- DIRECTION
Write out every entry word for word.

(Dataset items)
'''

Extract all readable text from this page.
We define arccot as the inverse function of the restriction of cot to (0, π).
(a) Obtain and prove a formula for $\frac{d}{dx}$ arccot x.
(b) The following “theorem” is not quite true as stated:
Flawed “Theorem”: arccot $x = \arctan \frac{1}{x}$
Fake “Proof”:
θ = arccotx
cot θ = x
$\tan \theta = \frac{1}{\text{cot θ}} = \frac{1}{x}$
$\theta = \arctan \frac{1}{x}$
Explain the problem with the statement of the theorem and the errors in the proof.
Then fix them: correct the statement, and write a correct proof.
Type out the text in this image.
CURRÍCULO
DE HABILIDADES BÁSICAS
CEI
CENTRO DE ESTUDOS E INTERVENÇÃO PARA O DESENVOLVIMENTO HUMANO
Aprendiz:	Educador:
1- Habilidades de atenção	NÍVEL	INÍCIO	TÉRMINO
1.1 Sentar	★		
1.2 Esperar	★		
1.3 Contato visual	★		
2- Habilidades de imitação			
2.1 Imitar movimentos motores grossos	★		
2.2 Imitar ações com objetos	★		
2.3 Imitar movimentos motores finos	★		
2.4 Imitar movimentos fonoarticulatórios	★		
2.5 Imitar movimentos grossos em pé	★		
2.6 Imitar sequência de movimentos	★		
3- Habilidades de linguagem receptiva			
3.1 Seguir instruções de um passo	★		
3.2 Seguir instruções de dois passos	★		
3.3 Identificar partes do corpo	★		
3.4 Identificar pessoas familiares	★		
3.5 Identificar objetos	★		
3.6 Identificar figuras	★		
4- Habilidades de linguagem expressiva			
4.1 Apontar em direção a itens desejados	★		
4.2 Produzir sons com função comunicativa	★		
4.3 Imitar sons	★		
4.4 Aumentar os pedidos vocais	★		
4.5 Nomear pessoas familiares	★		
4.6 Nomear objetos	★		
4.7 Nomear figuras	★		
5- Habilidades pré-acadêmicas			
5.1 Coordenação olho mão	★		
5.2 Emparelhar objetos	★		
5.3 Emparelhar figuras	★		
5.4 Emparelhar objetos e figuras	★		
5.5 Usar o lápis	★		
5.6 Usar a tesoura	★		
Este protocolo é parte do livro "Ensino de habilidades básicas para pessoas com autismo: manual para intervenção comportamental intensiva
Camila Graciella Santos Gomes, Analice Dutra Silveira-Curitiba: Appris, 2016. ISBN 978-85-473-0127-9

'''

- RESULT OF THE TASK
Extract all readable text from this page.
We define arccot as the inverse function of the restriction of cot to (0, π).
(a) Obtain and prove a formula for $\frac{d}{dx}$ arccot x.
(b) The following “theorem” is not quite true as stated:
Flawed “Theorem”: arccot $x = \arctan \frac{1}{x}$
Fake “Proof”:
θ = arccotx
cot θ = x
$\tan \theta = \frac{1}{\text{cot θ}} = \frac{1}{x}$
$\theta = \arctan \frac{1}{x}$
Explain the problem with the statement of the theorem and the errors in the proof.
Then fix them: correct the statement, and write a correct proof.
Type out the text in this image.
CURRÍCULO
DE HABILIDADES BÁSICAS
CEI
CENTRO DE ESTUDOS E INTERVENÇÃO PARA O DESENVOLVIMENTO HUMANO
Aprendiz:	Educador:
1- Habilidades de atenção	NÍVEL	INÍCIO	TÉRMINO
1.1 Sentar	★		
1.2 Esperar	★		
1.3 Contato visual	★		
2- Habilidades de imitação			
2.1 Imitar movimentos motores grossos	★		
2.2 Imitar ações com objetos	★		
2.3 Imitar movimentos motores finos	★		
2.4 Imitar movimentos fonoarticulatórios	★		
2.5 Imitar movimentos grossos em pé	★		
2.6 Imitar sequência de movimentos	★		
3- Habilidades de linguagem receptiva			
3.1 Seguir instruções de um passo	★		
3.2 Seguir instruções de dois passos	★		
3.3 Identificar partes do corpo	★		
3.4 Identificar pessoas familiares	★		
3.5 Identificar objetos	★		
3.6 Identificar figuras	★		
4- Habilidades de linguagem expressiva			
4.1 Apontar em direção a itens desejados	★		
4.2 Produzir sons com função comunicativa	★		
4.3 Imitar sons	★		
4.4 Aumentar os pedidos vocais	★		
4.5 Nomear pessoas familiares	★		
4.6 Nomear objetos	★		
4.7 Nomear figuras	★		
5- Habilidades pré-acadêmicas			
5.1 Coordenação olho mão	★		
5.2 Emparelhar objetos	★		
5.3 Emparelhar figuras	★		
5.4 Emparelhar objetos e figuras	★		
5.5 Usar o lápis	★		
5.6 Usar a tesoura	★		
Este protocolo é parte do livro "Ensino de habilidades básicas para pessoas com autismo: manual para intervenção comportamental intensiva
Camila Graciella Santos Gomes, Analice Dutra Silveira-Curitiba: Appris, 2016. ISBN 978-85-473-0127-9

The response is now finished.